- **AIM**:
Extract the full listing verbatim and drop any pictures from your copy.
[START OF DATASET RECORDS]
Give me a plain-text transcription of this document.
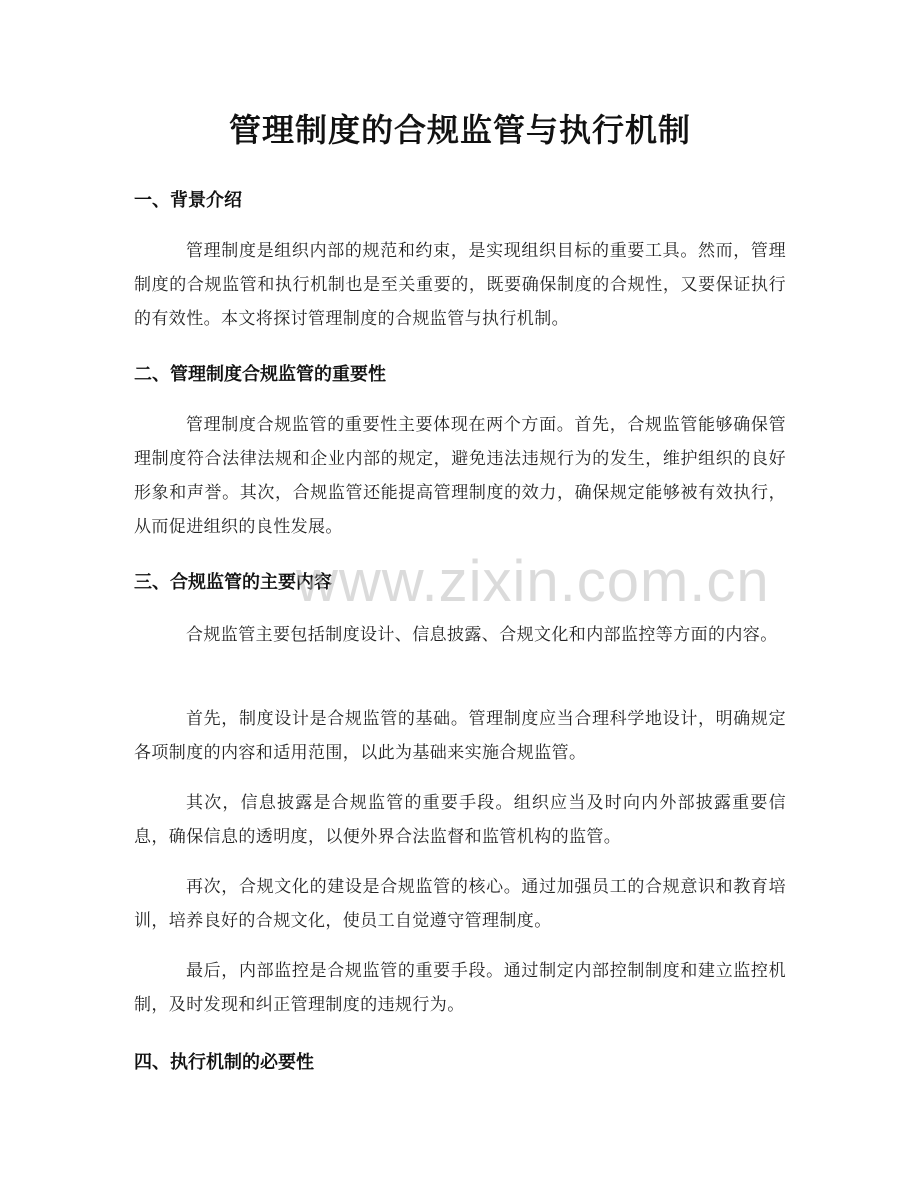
管理制度的合规监管与执行机制
一、背景介绍
管理制度是组织内部的规范和约束，是实现组织目标的重要工具。然而，管理制度的合规监管和执行机制也是至关重要的，既要确保制度的合规性，又要保证执行的有效性。本文将探讨管理制度的合规监管与执行机制。
二、管理制度合规监管的重要性
管理制度合规监管的重要性主要体现在两个方面。首先，合规监管能够确保管理制度符合法律法规和企业内部的规定，避免违法违规行为的发生，维护组织的良好形象和声誉。其次，合规监管还能提高管理制度的效力，确保规定能够被有效执行，从而促进组织的良性发展。
三、合规监管的主要内容
合规监管主要包括制度设计、信息披露、合规文化和内部监控等方面的内容。
首先，制度设计是合规监管的基础。管理制度应当合理科学地设计，明确规定各项制度的内容和适用范围，以此为基础来实施合规监管。
其次，信息披露是合规监管的重要手段。组织应当及时向内外部披露重要信息，确保信息的透明度，以便外界合法监督和监管机构的监管。
再次，合规文化的建设是合规监管的核心。通过加强员工的合规意识和教育培训，培养良好的合规文化，使员工自觉遵守管理制度。
最后，内部监控是合规监管的重要手段。通过制定内部控制制度和建立监控机制，及时发现和纠正管理制度的违规行为。
四、执行机制的必要性
www.zixin.com.cn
[END OF DATASET RECORDS]
- **ANSWER TO THE TASK**:
Give me a plain-text transcription of this document.
管理制度的合规监管与执行机制
一、背景介绍
管理制度是组织内部的规范和约束，是实现组织目标的重要工具。然而，管理制度的合规监管和执行机制也是至关重要的，既要确保制度的合规性，又要保证执行的有效性。本文将探讨管理制度的合规监管与执行机制。
二、管理制度合规监管的重要性
管理制度合规监管的重要性主要体现在两个方面。首先，合规监管能够确保管理制度符合法律法规和企业内部的规定，避免违法违规行为的发生，维护组织的良好形象和声誉。其次，合规监管还能提高管理制度的效力，确保规定能够被有效执行，从而促进组织的良性发展。
三、合规监管的主要内容
合规监管主要包括制度设计、信息披露、合规文化和内部监控等方面的内容。
首先，制度设计是合规监管的基础。管理制度应当合理科学地设计，明确规定各项制度的内容和适用范围，以此为基础来实施合规监管。
其次，信息披露是合规监管的重要手段。组织应当及时向内外部披露重要信息，确保信息的透明度，以便外界合法监督和监管机构的监管。
再次，合规文化的建设是合规监管的核心。通过加强员工的合规意识和教育培训，培养良好的合规文化，使员工自觉遵守管理制度。
最后，内部监控是合规监管的重要手段。通过制定内部控制制度和建立监控机制，及时发现和纠正管理制度的违规行为。
四、执行机制的必要性
www.zixin.com.cn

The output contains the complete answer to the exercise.